# START OF Raw records
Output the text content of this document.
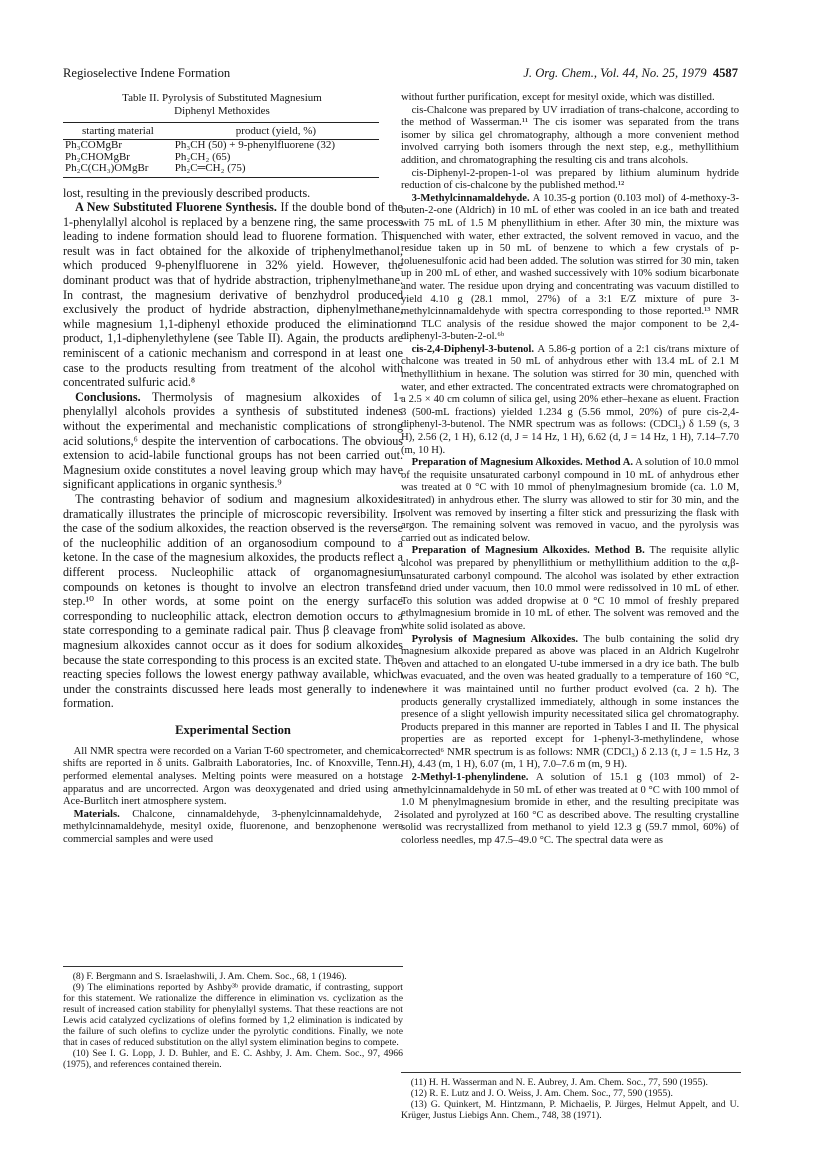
Regioselective Indene Formation	J. Org. Chem., Vol. 44, No. 25, 1979 4587
Table II. Pyrolysis of Substituted Magnesium
Diphenyl Methoxides
starting material	product (yield, %)
Ph₃COMgBr	Ph₃CH (50) + 9-phenylfluorene (32)
Ph₂CHOMgBr	Ph₂CH₂ (65)
Ph₂C(CH₃)OMgBr	Ph₂C═CH₂ (75)

lost, resulting in the previously described products.

A New Substituted Fluorene Synthesis. If the double bond of the 1-phenylallyl alcohol is replaced by a benzene ring, the same process leading to indene formation should lead to fluorene formation. This result was in fact obtained for the alkoxide of triphenylmethanol, which produced 9-phenylfluorene in 32% yield. However, the dominant product was that of hydride abstraction, triphenylmethane. In contrast, the magnesium derivative of benzhydrol produced exclusively the product of hydride abstraction, diphenylmethane, while magnesium 1,1-diphenyl ethoxide produced the elimination product, 1,1-diphenylethylene (see Table II). Again, the products are reminiscent of a cationic mechanism and correspond in at least one case to the products resulting from treatment of the alcohol with concentrated sulfuric acid.⁸

Conclusions. Thermolysis of magnesium alkoxides of 1-phenylallyl alcohols provides a synthesis of substituted indenes without the experimental and mechanistic complications of strong acid solutions,⁶ despite the intervention of carbocations. The obvious extension to acid-labile functional groups has not been carried out. Magnesium oxide constitutes a novel leaving group which may have significant applications in organic synthesis.⁹

The contrasting behavior of sodium and magnesium alkoxides dramatically illustrates the principle of microscopic reversibility. In the case of the sodium alkoxides, the reaction observed is the reverse of the nucleophilic addition of an organosodium compound to a ketone. In the case of the magnesium alkoxides, the products reflect a different process. Nucleophilic attack of organomagnesium compounds on ketones is thought to involve an electron transfer step.¹⁰ In other words, at some point on the energy surface corresponding to nucleophilic attack, electron demotion occurs to a state corresponding to a geminate radical pair. Thus β cleavage from magnesium alkoxides cannot occur as it does for sodium alkoxides because the state corresponding to this process is an excited state. The reacting species follows the lowest energy pathway available, which under the constraints discussed here leads most generally to indene formation.

Experimental Section

All NMR spectra were recorded on a Varian T-60 spectrometer, and chemical shifts are reported in δ units. Galbraith Laboratories, Inc. of Knoxville, Tenn., performed elemental analyses. Melting points were measured on a hotstage apparatus and are uncorrected. Argon was deoxygenated and dried using an Ace-Burlitch inert atmosphere system.

Materials. Chalcone, cinnamaldehyde, 3-phenylcinnamaldehyde, 2-methylcinnamaldehyde, mesityl oxide, fluorenone, and benzophenone were commercial samples and were used

(8) F. Bergmann and S. Israelashwili, J. Am. Chem. Soc., 68, 1 (1946).

(9) The eliminations reported by Ashby³ᵇ provide dramatic, if contrasting, support for this statement. We rationalize the difference in elimination vs. cyclization as the result of increased cation stability for phenylallyl systems. That these reactions are not Lewis acid catalyzed cyclizations of olefins formed by 1,2 elimination is indicated by the failure of such olefins to cyclize under the pyrolytic conditions. Finally, we note that in cases of reduced substitution on the allyl system elimination begins to compete.

(10) See I. G. Lopp, J. D. Buhler, and E. C. Ashby, J. Am. Chem. Soc., 97, 4966 (1975), and references contained therein.

without further purification, except for mesityl oxide, which was distilled.

cis-Chalcone was prepared by UV irradiation of trans-chalcone, according to the method of Wasserman.¹¹ The cis isomer was separated from the trans isomer by silica gel chromatography, although a more convenient method involved carrying both isomers through the next step, e.g., methyllithium addition, and chromatographing the resulting cis and trans alcohols.

cis-Diphenyl-2-propen-1-ol was prepared by lithium aluminum hydride reduction of cis-chalcone by the published method.¹²

3-Methylcinnamaldehyde. A 10.35-g portion (0.103 mol) of 4-methoxy-3-buten-2-one (Aldrich) in 10 mL of ether was cooled in an ice bath and treated with 75 mL of 1.5 M phenyllithium in ether. After 30 min, the mixture was quenched with water, ether extracted, the solvent removed in vacuo, and the residue taken up in 50 mL of benzene to which a few crystals of p-toluenesulfonic acid had been added. The solution was stirred for 30 min, taken up in 200 mL of ether, and washed successively with 10% sodium bicarbonate and water. The residue upon drying and concentrating was vacuum distilled to yield 4.10 g (28.1 mmol, 27%) of a 3:1 E/Z mixture of pure 3-methylcinnamaldehyde with spectra corresponding to those reported.¹³ NMR and TLC analysis of the residue showed the major component to be 2,4-diphenyl-3-buten-2-ol.⁶ᵇ

cis-2,4-Diphenyl-3-butenol. A 5.86-g portion of a 2:1 cis/trans mixture of chalcone was treated in 50 mL of anhydrous ether with 13.4 mL of 2.1 M methyllithium in hexane. The solution was stirred for 30 min, quenched with water, and ether extracted. The concentrated extracts were chromatographed on a 2.5 × 40 cm column of silica gel, using 20% ether–hexane as eluent. Fraction 3 (500-mL fractions) yielded 1.234 g (5.56 mmol, 20%) of pure cis-2,4-diphenyl-3-butenol. The NMR spectrum was as follows: (CDCl₃) δ 1.59 (s, 3 H), 2.56 (2, 1 H), 6.12 (d, J = 14 Hz, 1 H), 6.62 (d, J = 14 Hz, 1 H), 7.14–7.70 (m, 10 H).

Preparation of Magnesium Alkoxides. Method A. A solution of 10.0 mmol of the requisite unsaturated carbonyl compound in 10 mL of anhydrous ether was treated at 0 °C with 10 mmol of phenylmagnesium bromide (ca. 1.0 M, titrated) in anhydrous ether. The slurry was allowed to stir for 30 min, and the solvent was removed by inserting a filter stick and pressurizing the flask with argon. The remaining solvent was removed in vacuo, and the pyrolysis was carried out as indicated below.

Preparation of Magnesium Alkoxides. Method B. The requisite allylic alcohol was prepared by phenyllithium or methyllithium addition to the α,β-unsaturated carbonyl compound. The alcohol was isolated by ether extraction and dried under vacuum, then 10.0 mmol were redissolved in 10 mL of ether. To this solution was added dropwise at 0 °C 10 mmol of freshly prepared ethylmagnesium bromide in 10 mL of ether. The solvent was removed and the white solid isolated as above.

Pyrolysis of Magnesium Alkoxides. The bulb containing the solid dry magnesium alkoxide prepared as above was placed in an Aldrich Kugelrohr oven and attached to an elongated U-tube immersed in a dry ice bath. The bulb was evacuated, and the oven was heated gradually to a temperature of 160 °C, where it was maintained until no further product evolved (ca. 2 h). The products generally crystallized immediately, although in some instances the presence of a slight yellowish impurity necessitated silica gel chromatography. Products prepared in this manner are reported in Tables I and II. The physical properties are as reported except for 1-phenyl-3-methylindene, whose corrected⁶ NMR spectrum is as follows: NMR (CDCl₃) δ 2.13 (t, J = 1.5 Hz, 3 H), 4.43 (m, 1 H), 6.07 (m, 1 H), 7.0–7.6 m (m, 9 H).

2-Methyl-1-phenylindene. A solution of 15.1 g (103 mmol) of 2-methylcinnamaldehyde in 50 mL of ether was treated at 0 °C with 100 mmol of 1.0 M phenylmagnesium bromide in ether, and the resulting precipitate was isolated and pyrolyzed at 160 °C as described above. The resulting crystalline solid was recrystallized from methanol to yield 12.3 g (59.7 mmol, 60%) of colorless needles, mp 47.5–49.0 °C. The spectral data were as

(11) H. H. Wasserman and N. E. Aubrey, J. Am. Chem. Soc., 77, 590 (1955).

(12) R. E. Lutz and J. O. Weiss, J. Am. Chem. Soc., 77, 590 (1955).

(13) G. Quinkert, M. Hintzmann, P. Michaelis, P. Jürges, Helmut Appelt, and U. Krüger, Justus Liebigs Ann. Chem., 748, 38 (1971).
# END OF Raw records
• Written instruction
Find the word "mesityl" in the material, then list each line that holds it.

• Exercise answer
Materials. Chalcone, cinnamaldehyde, 3-phenylcinnamaldehyde, 2-methylcinnamaldehyde, mesityl oxide, fluorenone, and benzophenone were commercial samples and were used
without further purification, except for mesityl oxide, which was distilled.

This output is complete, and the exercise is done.